● **GIVEN REQUEST**
Nothing in the records may be left out or altered; reproduce them all exactly.

● **Dataset listings of figures**
::::::::::

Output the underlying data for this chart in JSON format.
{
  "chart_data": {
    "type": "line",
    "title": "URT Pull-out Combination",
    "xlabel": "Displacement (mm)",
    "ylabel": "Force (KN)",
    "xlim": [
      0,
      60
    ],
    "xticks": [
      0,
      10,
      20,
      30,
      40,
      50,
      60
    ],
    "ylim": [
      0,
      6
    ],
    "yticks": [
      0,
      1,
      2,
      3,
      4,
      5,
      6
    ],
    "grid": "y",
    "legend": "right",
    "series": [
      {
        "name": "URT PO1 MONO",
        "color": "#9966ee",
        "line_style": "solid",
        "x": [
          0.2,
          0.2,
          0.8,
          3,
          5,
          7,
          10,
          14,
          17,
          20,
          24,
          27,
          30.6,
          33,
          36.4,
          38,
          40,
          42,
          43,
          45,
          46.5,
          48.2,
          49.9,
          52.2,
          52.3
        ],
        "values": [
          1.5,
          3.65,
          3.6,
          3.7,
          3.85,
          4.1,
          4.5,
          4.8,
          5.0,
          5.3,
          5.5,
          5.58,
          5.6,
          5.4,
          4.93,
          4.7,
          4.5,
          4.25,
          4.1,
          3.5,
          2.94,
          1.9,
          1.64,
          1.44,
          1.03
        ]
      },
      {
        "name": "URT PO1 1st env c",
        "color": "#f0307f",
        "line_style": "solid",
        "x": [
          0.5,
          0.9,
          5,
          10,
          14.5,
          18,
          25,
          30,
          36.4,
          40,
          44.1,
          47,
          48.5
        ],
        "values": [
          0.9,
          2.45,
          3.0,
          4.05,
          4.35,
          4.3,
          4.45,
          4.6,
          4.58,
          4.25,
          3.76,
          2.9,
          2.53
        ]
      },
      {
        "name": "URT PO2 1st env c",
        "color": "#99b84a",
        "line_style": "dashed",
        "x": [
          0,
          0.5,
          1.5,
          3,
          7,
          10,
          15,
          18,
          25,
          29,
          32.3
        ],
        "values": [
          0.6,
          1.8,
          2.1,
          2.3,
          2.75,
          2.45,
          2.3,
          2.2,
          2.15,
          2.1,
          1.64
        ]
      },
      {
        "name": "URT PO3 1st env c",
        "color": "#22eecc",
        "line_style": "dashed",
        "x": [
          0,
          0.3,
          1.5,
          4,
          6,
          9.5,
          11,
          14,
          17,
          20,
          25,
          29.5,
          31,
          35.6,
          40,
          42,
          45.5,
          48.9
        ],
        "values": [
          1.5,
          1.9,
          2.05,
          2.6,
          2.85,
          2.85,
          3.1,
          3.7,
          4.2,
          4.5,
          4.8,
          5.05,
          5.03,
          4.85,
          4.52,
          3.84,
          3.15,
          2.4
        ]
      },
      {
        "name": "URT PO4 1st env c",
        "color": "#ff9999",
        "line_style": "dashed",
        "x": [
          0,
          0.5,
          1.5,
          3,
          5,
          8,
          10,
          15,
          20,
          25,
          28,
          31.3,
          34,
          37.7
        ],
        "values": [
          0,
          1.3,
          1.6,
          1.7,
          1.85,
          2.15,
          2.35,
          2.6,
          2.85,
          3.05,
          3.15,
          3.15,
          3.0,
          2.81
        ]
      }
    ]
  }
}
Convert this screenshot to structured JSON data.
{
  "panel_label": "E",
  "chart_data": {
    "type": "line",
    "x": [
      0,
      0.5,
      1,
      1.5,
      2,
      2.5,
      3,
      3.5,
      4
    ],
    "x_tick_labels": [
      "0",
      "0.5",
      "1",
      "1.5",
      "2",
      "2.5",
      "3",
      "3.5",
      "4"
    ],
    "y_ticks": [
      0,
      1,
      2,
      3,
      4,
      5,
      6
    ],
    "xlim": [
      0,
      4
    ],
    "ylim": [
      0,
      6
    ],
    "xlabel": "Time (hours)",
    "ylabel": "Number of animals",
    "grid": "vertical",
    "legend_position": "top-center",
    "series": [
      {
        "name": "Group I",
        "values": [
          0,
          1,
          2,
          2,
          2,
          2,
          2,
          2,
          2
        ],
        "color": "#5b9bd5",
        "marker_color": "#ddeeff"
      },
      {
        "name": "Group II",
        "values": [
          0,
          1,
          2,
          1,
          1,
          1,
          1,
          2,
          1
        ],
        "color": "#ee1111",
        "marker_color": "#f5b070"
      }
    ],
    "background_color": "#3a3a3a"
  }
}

::::::::::

● **WRITTEN ANSWER**
Output the underlying data for this chart in JSON format.
{
  "chart_data": {
    "type": "line",
    "title": "URT Pull-out Combination",
    "xlabel": "Displacement (mm)",
    "ylabel": "Force (KN)",
    "xlim": [
      0,
      60
    ],
    "xticks": [
      0,
      10,
      20,
      30,
      40,
      50,
      60
    ],
    "ylim": [
      0,
      6
    ],
    "yticks": [
      0,
      1,
      2,
      3,
      4,
      5,
      6
    ],
    "grid": "y",
    "legend": "right",
    "series": [
      {
        "name": "URT PO1 MONO",
        "color": "#9966ee",
        "line_style": "solid",
        "x": [
          0.2,
          0.2,
          0.8,
          3,
          5,
          7,
          10,
          14,
          17,
          20,
          24,
          27,
          30.6,
          33,
          36.4,
          38,
          40,
          42,
          43,
          45,
          46.5,
          48.2,
          49.9,
          52.2,
          52.3
        ],
        "values": [
          1.5,
          3.65,
          3.6,
          3.7,
          3.85,
          4.1,
          4.5,
          4.8,
          5.0,
          5.3,
          5.5,
          5.58,
          5.6,
          5.4,
          4.93,
          4.7,
          4.5,
          4.25,
          4.1,
          3.5,
          2.94,
          1.9,
          1.64,
          1.44,
          1.03
        ]
      },
      {
        "name": "URT PO1 1st env c",
        "color": "#f0307f",
        "line_style": "solid",
        "x": [
          0.5,
          0.9,
          5,
          10,
          14.5,
          18,
          25,
          30,
          36.4,
          40,
          44.1,
          47,
          48.5
        ],
        "values": [
          0.9,
          2.45,
          3.0,
          4.05,
          4.35,
          4.3,
          4.45,
          4.6,
          4.58,
          4.25,
          3.76,
          2.9,
          2.53
        ]
      },
      {
        "name": "URT PO2 1st env c",
        "color": "#99b84a",
        "line_style": "dashed",
        "x": [
          0,
          0.5,
          1.5,
          3,
          7,
          10,
          15,
          18,
          25,
          29,
          32.3
        ],
        "values": [
          0.6,
          1.8,
          2.1,
          2.3,
          2.75,
          2.45,
          2.3,
          2.2,
          2.15,
          2.1,
          1.64
        ]
      },
      {
        "name": "URT PO3 1st env c",
        "color": "#22eecc",
        "line_style": "dashed",
        "x": [
          0,
          0.3,
          1.5,
          4,
          6,
          9.5,
          11,
          14,
          17,
          20,
          25,
          29.5,
          31,
          35.6,
          40,
          42,
          45.5,
          48.9
        ],
        "values": [
          1.5,
          1.9,
          2.05,
          2.6,
          2.85,
          2.85,
          3.1,
          3.7,
          4.2,
          4.5,
          4.8,
          5.05,
          5.03,
          4.85,
          4.52,
          3.84,
          3.15,
          2.4
        ]
      },
      {
        "name": "URT PO4 1st env c",
        "color": "#ff9999",
        "line_style": "dashed",
        "x": [
          0,
          0.5,
          1.5,
          3,
          5,
          8,
          10,
          15,
          20,
          25,
          28,
          31.3,
          34,
          37.7
        ],
        "values": [
          0,
          1.3,
          1.6,
          1.7,
          1.85,
          2.15,
          2.35,
          2.6,
          2.85,
          3.05,
          3.15,
          3.15,
          3.0,
          2.81
        ]
      }
    ]
  }
}
Convert this screenshot to structured JSON data.
{
  "panel_label": "E",
  "chart_data": {
    "type": "line",
    "x": [
      0,
      0.5,
      1,
      1.5,
      2,
      2.5,
      3,
      3.5,
      4
    ],
    "x_tick_labels": [
      "0",
      "0.5",
      "1",
      "1.5",
      "2",
      "2.5",
      "3",
      "3.5",
      "4"
    ],
    "y_ticks": [
      0,
      1,
      2,
      3,
      4,
      5,
      6
    ],
    "xlim": [
      0,
      4
    ],
    "ylim": [
      0,
      6
    ],
    "xlabel": "Time (hours)",
    "ylabel": "Number of animals",
    "grid": "vertical",
    "legend_position": "top-center",
    "series": [
      {
        "name": "Group I",
        "values": [
          0,
          1,
          2,
          2,
          2,
          2,
          2,
          2,
          2
        ],
        "color": "#5b9bd5",
        "marker_color": "#ddeeff"
      },
      {
        "name": "Group II",
        "values": [
          0,
          1,
          2,
          1,
          1,
          1,
          1,
          2,
          1
        ],
        "color": "#ee1111",
        "marker_color": "#f5b070"
      }
    ],
    "background_color": "#3a3a3a"
  }
}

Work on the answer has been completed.